---------- The records

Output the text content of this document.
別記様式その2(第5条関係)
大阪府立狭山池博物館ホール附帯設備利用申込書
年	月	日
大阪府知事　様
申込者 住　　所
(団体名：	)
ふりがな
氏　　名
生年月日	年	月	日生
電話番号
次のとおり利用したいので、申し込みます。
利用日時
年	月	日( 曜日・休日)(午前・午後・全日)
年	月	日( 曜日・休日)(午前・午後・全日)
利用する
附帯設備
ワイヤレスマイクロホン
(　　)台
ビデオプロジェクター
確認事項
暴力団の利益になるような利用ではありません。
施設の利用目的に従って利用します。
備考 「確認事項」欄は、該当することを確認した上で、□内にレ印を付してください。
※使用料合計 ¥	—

--------------------

## Problem description
Repeat every record, keeping each word and mark exactly as it is.

## Answer to this task
Output the text content of this document.
別記様式その2(第5条関係)
大阪府立狭山池博物館ホール附帯設備利用申込書
年	月	日
大阪府知事　様
申込者 住　　所
(団体名：	)
ふりがな
氏　　名
生年月日	年	月	日生
電話番号
次のとおり利用したいので、申し込みます。
利用日時
年	月	日( 曜日・休日)(午前・午後・全日)
年	月	日( 曜日・休日)(午前・午後・全日)
利用する
附帯設備
ワイヤレスマイクロホン
(　　)台
ビデオプロジェクター
確認事項
暴力団の利益になるような利用ではありません。
施設の利用目的に従って利用します。
備考 「確認事項」欄は、該当することを確認した上で、□内にレ印を付してください。
※使用料合計 ¥	—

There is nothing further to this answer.